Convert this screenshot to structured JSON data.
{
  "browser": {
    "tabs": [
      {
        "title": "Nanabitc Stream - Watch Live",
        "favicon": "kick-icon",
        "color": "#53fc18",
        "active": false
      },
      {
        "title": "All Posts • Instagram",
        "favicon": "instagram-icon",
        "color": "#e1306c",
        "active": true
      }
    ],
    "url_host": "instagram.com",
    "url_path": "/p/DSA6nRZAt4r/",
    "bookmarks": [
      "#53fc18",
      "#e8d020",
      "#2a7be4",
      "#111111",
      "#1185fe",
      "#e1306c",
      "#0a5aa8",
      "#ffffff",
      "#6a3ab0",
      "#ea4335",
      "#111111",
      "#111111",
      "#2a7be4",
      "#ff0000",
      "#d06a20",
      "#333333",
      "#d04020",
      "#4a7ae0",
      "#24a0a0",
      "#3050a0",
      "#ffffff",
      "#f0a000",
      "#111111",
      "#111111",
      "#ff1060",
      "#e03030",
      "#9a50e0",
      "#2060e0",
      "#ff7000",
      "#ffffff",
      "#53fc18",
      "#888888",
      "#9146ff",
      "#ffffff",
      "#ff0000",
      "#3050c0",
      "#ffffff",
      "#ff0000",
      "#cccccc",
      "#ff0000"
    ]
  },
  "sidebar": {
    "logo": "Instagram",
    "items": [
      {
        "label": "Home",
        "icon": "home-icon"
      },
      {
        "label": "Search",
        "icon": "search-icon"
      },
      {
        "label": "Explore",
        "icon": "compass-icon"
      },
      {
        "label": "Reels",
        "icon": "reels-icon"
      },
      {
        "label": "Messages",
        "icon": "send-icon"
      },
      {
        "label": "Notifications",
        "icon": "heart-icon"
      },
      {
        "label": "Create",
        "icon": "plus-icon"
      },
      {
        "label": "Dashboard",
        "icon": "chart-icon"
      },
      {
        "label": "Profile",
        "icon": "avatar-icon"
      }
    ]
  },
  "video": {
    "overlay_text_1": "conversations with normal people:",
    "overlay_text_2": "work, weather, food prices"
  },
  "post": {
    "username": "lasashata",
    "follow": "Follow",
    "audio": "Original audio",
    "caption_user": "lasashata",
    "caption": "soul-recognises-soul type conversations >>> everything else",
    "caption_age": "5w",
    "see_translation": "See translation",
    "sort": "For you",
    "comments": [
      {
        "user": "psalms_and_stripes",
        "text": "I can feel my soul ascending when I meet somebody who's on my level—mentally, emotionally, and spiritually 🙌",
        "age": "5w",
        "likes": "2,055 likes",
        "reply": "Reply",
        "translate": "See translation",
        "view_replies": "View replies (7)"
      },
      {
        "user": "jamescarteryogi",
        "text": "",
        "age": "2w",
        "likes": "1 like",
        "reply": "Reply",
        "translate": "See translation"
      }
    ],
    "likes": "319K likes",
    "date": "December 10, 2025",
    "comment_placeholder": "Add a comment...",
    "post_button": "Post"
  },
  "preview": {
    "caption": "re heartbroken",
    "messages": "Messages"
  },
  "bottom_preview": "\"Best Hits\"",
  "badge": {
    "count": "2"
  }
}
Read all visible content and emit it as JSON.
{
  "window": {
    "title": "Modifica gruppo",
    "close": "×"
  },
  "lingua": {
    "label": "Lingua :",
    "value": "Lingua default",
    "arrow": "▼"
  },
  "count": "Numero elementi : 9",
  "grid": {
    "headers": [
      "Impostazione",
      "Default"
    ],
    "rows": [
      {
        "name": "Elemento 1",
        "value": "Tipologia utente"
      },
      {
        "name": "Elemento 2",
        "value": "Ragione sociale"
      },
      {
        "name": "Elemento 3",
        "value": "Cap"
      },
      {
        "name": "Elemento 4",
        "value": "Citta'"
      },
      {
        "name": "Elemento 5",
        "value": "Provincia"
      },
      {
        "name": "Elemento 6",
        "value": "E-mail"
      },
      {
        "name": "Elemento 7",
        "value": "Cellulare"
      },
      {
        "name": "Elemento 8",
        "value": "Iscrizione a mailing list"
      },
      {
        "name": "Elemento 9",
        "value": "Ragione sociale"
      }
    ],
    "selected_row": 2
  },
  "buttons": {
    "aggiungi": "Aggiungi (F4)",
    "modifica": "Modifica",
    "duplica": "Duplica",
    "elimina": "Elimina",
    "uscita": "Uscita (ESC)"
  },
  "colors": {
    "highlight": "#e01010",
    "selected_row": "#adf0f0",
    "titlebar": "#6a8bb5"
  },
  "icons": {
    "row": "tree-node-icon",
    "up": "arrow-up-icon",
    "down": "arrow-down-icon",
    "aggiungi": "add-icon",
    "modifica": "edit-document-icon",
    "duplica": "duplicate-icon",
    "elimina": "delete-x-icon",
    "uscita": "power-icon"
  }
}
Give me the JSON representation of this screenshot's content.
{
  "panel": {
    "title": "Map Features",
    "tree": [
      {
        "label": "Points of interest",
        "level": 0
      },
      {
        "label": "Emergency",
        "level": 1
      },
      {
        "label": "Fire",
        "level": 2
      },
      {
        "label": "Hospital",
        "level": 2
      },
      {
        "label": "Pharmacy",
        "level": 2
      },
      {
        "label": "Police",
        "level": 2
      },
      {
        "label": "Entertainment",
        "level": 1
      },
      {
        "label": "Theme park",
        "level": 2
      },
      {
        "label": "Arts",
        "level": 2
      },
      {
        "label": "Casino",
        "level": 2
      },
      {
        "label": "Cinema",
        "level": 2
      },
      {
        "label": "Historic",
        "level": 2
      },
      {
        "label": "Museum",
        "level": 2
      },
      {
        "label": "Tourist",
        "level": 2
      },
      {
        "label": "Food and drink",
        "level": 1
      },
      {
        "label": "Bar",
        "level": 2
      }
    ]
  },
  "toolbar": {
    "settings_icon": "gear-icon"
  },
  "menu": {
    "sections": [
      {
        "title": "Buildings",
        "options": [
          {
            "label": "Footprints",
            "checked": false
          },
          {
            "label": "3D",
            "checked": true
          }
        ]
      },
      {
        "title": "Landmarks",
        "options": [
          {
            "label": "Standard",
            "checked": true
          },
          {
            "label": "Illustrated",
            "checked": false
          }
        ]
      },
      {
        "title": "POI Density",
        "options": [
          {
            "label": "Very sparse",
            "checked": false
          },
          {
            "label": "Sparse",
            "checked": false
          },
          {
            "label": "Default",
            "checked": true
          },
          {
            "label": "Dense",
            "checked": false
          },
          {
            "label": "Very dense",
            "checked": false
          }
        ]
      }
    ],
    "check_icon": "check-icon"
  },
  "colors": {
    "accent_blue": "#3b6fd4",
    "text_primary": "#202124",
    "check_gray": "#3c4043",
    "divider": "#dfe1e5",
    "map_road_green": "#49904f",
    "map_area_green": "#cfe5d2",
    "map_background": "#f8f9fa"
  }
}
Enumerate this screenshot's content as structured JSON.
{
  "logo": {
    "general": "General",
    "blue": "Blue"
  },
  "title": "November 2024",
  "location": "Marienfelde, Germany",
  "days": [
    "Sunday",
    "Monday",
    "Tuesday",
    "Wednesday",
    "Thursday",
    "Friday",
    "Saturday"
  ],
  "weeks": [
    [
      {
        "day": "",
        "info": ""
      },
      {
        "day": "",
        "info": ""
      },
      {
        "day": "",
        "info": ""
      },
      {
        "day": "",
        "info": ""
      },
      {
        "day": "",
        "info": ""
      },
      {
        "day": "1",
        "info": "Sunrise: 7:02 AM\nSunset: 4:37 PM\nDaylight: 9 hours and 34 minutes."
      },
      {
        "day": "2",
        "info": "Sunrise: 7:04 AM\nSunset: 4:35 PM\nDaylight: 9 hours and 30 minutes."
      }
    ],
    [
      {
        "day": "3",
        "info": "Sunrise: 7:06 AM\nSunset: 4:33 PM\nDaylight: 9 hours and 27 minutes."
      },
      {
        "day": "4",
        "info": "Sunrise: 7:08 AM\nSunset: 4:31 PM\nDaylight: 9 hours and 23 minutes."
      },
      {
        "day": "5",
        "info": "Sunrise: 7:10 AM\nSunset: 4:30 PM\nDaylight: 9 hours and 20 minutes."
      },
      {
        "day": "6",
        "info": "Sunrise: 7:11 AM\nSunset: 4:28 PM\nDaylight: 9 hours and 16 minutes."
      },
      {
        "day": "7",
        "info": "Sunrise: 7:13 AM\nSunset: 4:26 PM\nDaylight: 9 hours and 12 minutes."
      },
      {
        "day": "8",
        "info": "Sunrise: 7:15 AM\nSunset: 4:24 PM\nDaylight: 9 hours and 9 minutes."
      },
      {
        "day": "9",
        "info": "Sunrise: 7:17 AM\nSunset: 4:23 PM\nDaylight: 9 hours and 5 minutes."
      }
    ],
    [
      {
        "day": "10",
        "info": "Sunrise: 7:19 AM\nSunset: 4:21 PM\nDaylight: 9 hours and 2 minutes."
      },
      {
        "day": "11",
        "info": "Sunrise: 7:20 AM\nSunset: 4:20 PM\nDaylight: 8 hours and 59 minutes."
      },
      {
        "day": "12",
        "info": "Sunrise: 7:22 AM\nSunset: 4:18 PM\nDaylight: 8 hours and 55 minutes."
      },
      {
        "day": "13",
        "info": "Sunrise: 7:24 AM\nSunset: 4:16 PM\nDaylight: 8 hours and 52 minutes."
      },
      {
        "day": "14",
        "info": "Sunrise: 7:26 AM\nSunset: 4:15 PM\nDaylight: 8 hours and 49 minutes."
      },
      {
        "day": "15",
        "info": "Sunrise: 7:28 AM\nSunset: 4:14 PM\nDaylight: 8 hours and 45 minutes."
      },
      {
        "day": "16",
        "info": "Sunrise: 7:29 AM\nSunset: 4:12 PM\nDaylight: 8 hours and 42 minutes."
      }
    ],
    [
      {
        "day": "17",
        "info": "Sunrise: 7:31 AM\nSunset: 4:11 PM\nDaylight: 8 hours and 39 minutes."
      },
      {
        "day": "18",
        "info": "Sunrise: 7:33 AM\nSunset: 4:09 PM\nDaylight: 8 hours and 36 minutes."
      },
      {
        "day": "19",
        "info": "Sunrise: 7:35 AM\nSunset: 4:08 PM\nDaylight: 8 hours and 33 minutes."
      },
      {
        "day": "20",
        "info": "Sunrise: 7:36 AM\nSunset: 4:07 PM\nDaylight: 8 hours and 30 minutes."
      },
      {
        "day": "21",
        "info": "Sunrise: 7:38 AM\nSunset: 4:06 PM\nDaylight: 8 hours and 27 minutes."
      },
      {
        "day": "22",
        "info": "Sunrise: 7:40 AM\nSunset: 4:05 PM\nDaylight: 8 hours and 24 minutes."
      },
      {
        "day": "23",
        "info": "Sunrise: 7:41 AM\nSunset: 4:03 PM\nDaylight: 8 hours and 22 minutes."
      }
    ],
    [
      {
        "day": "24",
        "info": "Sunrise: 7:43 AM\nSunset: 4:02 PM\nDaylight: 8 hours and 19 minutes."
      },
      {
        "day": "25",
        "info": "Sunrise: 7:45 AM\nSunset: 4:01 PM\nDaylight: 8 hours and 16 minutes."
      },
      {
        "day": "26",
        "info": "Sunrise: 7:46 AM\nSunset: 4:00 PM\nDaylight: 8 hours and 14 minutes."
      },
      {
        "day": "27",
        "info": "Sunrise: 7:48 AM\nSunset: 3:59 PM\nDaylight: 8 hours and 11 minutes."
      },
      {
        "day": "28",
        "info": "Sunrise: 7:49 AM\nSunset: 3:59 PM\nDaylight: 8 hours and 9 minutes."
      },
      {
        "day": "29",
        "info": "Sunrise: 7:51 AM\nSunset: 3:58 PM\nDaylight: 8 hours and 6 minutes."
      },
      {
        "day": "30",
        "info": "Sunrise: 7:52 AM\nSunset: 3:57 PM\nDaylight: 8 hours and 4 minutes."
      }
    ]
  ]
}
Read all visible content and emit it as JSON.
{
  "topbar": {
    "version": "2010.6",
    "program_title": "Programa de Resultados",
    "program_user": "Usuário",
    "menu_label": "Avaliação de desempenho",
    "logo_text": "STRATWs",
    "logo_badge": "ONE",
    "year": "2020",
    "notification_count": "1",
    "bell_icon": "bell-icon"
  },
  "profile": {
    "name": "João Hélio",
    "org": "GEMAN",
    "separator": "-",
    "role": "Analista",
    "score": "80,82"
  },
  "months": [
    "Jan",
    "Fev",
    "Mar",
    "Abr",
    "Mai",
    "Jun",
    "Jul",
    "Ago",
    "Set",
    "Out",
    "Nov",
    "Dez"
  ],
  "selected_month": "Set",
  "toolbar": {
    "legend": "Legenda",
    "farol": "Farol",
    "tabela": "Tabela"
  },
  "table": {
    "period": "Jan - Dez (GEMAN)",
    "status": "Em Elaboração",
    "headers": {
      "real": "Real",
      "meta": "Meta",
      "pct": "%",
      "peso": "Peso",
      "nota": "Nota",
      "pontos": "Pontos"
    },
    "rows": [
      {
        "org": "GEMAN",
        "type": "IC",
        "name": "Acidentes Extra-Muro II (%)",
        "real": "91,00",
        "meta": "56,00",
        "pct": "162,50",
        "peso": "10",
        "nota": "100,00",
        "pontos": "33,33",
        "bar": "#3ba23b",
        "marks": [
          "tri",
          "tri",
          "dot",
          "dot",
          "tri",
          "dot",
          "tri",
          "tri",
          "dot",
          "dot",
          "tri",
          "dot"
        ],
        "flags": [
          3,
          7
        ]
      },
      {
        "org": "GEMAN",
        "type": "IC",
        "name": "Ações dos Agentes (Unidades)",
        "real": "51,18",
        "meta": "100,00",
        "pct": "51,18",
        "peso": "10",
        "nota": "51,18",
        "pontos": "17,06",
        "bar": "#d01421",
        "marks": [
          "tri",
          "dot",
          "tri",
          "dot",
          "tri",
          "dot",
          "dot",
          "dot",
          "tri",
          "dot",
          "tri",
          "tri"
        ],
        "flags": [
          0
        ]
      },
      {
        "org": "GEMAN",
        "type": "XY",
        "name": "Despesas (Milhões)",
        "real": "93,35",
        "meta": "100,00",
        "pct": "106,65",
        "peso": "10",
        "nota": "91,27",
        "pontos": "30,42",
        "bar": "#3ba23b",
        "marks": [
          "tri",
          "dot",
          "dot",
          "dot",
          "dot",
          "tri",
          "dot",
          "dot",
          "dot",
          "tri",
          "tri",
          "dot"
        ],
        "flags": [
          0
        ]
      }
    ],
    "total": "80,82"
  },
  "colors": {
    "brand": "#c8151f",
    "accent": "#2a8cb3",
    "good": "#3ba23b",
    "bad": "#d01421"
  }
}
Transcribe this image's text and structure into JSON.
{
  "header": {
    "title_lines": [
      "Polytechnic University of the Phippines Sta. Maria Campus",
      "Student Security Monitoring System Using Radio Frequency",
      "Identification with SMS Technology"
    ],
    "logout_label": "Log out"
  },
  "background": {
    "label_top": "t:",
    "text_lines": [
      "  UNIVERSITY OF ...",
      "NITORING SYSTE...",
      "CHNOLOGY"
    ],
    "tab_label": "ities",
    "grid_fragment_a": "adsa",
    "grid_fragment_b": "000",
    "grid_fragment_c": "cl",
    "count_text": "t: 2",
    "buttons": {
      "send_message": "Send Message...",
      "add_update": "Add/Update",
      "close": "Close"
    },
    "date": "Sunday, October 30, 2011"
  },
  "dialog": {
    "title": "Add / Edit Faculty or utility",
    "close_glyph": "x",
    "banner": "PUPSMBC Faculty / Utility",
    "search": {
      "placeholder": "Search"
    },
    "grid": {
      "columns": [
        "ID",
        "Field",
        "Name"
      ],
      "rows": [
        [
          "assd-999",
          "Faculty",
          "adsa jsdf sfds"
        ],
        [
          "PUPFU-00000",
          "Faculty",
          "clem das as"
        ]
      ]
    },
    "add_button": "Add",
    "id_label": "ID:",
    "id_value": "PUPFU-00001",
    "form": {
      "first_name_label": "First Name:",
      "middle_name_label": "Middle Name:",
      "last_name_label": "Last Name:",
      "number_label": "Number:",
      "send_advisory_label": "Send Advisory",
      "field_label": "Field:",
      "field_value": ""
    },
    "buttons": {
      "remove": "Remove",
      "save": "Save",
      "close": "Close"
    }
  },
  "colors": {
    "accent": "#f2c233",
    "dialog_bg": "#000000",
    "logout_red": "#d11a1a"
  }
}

☆ ☆ ☆ ☆ ☆ ☆ ☆

Copy each line in the data that holds the word "content".

Read all visible content and emit it as JSON.
Give me the JSON representation of this screenshot's content.
Enumerate this screenshot's content as structured JSON.
Read all visible content and emit it as JSON.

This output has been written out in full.